▶ Task goal
Give the data below again exactly as it stands. Omit the pictures.

▶ Records for processing
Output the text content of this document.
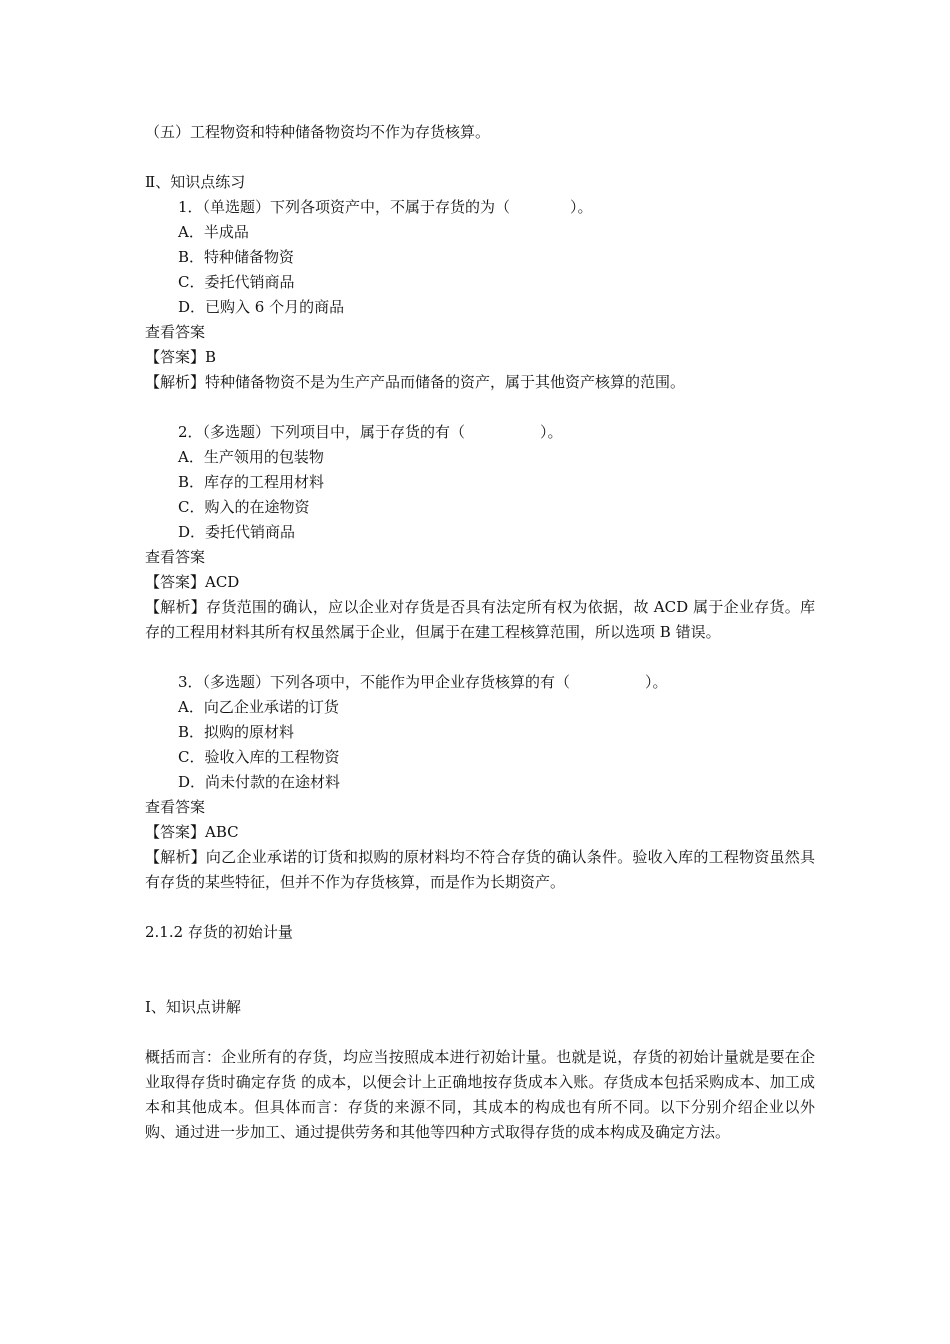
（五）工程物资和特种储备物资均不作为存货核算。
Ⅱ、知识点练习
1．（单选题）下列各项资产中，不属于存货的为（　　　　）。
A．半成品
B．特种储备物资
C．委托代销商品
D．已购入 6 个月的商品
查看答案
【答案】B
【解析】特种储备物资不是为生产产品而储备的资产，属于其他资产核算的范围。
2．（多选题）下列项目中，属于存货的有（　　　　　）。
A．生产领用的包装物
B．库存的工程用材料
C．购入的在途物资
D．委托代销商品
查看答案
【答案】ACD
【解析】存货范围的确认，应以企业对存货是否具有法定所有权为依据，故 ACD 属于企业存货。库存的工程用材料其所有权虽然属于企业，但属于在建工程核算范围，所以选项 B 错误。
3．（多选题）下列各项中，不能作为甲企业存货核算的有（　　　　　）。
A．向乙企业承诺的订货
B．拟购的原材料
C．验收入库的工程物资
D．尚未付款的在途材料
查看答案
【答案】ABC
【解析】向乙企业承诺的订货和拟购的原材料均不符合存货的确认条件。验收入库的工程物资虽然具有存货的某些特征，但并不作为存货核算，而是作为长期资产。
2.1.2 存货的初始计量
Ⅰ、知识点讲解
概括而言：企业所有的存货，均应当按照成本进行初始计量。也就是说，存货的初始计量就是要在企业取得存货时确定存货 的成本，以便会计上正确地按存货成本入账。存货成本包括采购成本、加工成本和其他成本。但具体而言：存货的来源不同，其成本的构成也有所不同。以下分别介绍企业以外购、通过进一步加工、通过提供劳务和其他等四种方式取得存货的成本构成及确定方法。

▶ Result
Output the text content of this document.
（五）工程物资和特种储备物资均不作为存货核算。
Ⅱ、知识点练习
1．（单选题）下列各项资产中，不属于存货的为（　　　　）。
A．半成品
B．特种储备物资
C．委托代销商品
D．已购入 6 个月的商品
查看答案
【答案】B
【解析】特种储备物资不是为生产产品而储备的资产，属于其他资产核算的范围。
2．（多选题）下列项目中，属于存货的有（　　　　　）。
A．生产领用的包装物
B．库存的工程用材料
C．购入的在途物资
D．委托代销商品
查看答案
【答案】ACD
【解析】存货范围的确认，应以企业对存货是否具有法定所有权为依据，故 ACD 属于企业存货。库存的工程用材料其所有权虽然属于企业，但属于在建工程核算范围，所以选项 B 错误。
3．（多选题）下列各项中，不能作为甲企业存货核算的有（　　　　　）。
A．向乙企业承诺的订货
B．拟购的原材料
C．验收入库的工程物资
D．尚未付款的在途材料
查看答案
【答案】ABC
【解析】向乙企业承诺的订货和拟购的原材料均不符合存货的确认条件。验收入库的工程物资虽然具有存货的某些特征，但并不作为存货核算，而是作为长期资产。
2.1.2 存货的初始计量
Ⅰ、知识点讲解
概括而言：企业所有的存货，均应当按照成本进行初始计量。也就是说，存货的初始计量就是要在企业取得存货时确定存货 的成本，以便会计上正确地按存货成本入账。存货成本包括采购成本、加工成本和其他成本。但具体而言：存货的来源不同，其成本的构成也有所不同。以下分别介绍企业以外购、通过进一步加工、通过提供劳务和其他等四种方式取得存货的成本构成及确定方法。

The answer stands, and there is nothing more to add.